(Dataset entries)
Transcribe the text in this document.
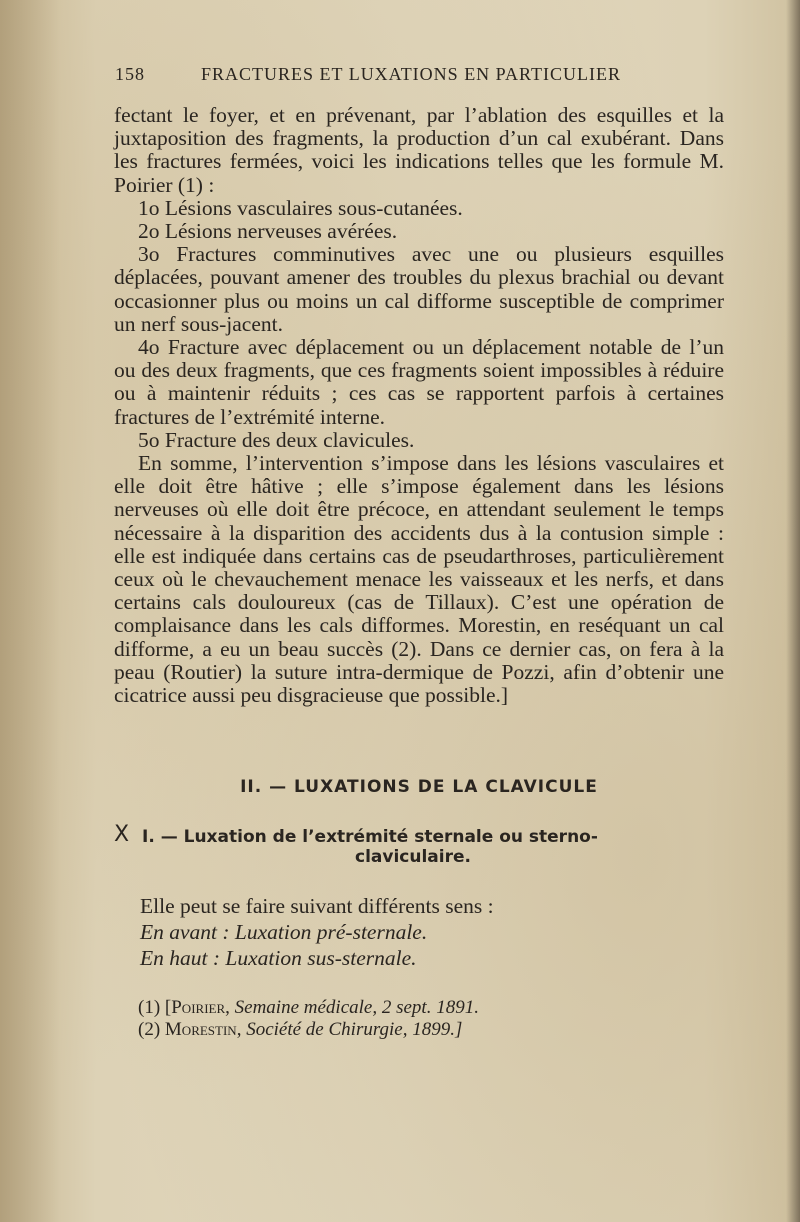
158	FRACTURES ET LUXATIONS EN PARTICULIER

fectant le foyer, et en prévenant, par l’ablation des esquilles et la juxtaposition des fragments, la production d’un cal exubérant. Dans les fractures fermées, voici les indications telles que les formule M. Poirier (1) :

1o Lésions vasculaires sous-cutanées.

2o Lésions nerveuses avérées.

3o Fractures comminutives avec une ou plusieurs esquilles déplacées, pouvant amener des troubles du plexus brachial ou devant occasionner plus ou moins un cal difforme susceptible de comprimer un nerf sous-jacent.

4o Fracture avec déplacement ou un déplacement notable de l’un ou des deux fragments, que ces fragments soient impossibles à réduire ou à maintenir réduits ; ces cas se rapportent parfois à certaines fractures de l’extrémité interne.

5o Fracture des deux clavicules.

En somme, l’intervention s’impose dans les lésions vasculaires et elle doit être hâtive ; elle s’impose également dans les lésions nerveuses où elle doit être précoce, en attendant seulement le temps nécessaire à la disparition des accidents dus à la contusion simple : elle est indiquée dans certains cas de pseudarthroses, particulièrement ceux où le chevauchement menace les vaisseaux et les nerfs, et dans certains cals douloureux (cas de Tillaux). C’est une opération de complaisance dans les cals difformes. Morestin, en reséquant un cal difforme, a eu un beau succès (2). Dans ce dernier cas, on fera à la peau (Routier) la suture intra-dermique de Pozzi, afin d’obtenir une cicatrice aussi peu disgracieuse que possible.]

II. — LUXATIONS DE LA CLAVICULE
X I. — Luxation de l’extrémité sternale ou sterno-
claviculaire.

Elle peut se faire suivant différents sens :

En avant : Luxation pré-sternale.

En haut : Luxation sus-sternale.

(1) [Poirier, Semaine médicale, 2 sept. 1891.

(2) Morestin, Société de Chirurgie, 1899.]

> **Short problem**
Every line of the material is to be quoted exactly, with no pictures carried over.

> **Right answer**
Transcribe the text in this document.
158	FRACTURES ET LUXATIONS EN PARTICULIER

fectant le foyer, et en prévenant, par l’ablation des esquilles et la juxtaposition des fragments, la production d’un cal exubérant. Dans les fractures fermées, voici les indications telles que les formule M. Poirier (1) :

1o Lésions vasculaires sous-cutanées.

2o Lésions nerveuses avérées.

3o Fractures comminutives avec une ou plusieurs esquilles déplacées, pouvant amener des troubles du plexus brachial ou devant occasionner plus ou moins un cal difforme susceptible de comprimer un nerf sous-jacent.

4o Fracture avec déplacement ou un déplacement notable de l’un ou des deux fragments, que ces fragments soient impossibles à réduire ou à maintenir réduits ; ces cas se rapportent parfois à certaines fractures de l’extrémité interne.

5o Fracture des deux clavicules.

En somme, l’intervention s’impose dans les lésions vasculaires et elle doit être hâtive ; elle s’impose également dans les lésions nerveuses où elle doit être précoce, en attendant seulement le temps nécessaire à la disparition des accidents dus à la contusion simple : elle est indiquée dans certains cas de pseudarthroses, particulièrement ceux où le chevauchement menace les vaisseaux et les nerfs, et dans certains cals douloureux (cas de Tillaux). C’est une opération de complaisance dans les cals difformes. Morestin, en reséquant un cal difforme, a eu un beau succès (2). Dans ce dernier cas, on fera à la peau (Routier) la suture intra-dermique de Pozzi, afin d’obtenir une cicatrice aussi peu disgracieuse que possible.]

II. — LUXATIONS DE LA CLAVICULE
X I. — Luxation de l’extrémité sternale ou sterno-
claviculaire.

Elle peut se faire suivant différents sens :

En avant : Luxation pré-sternale.

En haut : Luxation sus-sternale.

(1) [Poirier, Semaine médicale, 2 sept. 1891.

(2) Morestin, Société de Chirurgie, 1899.]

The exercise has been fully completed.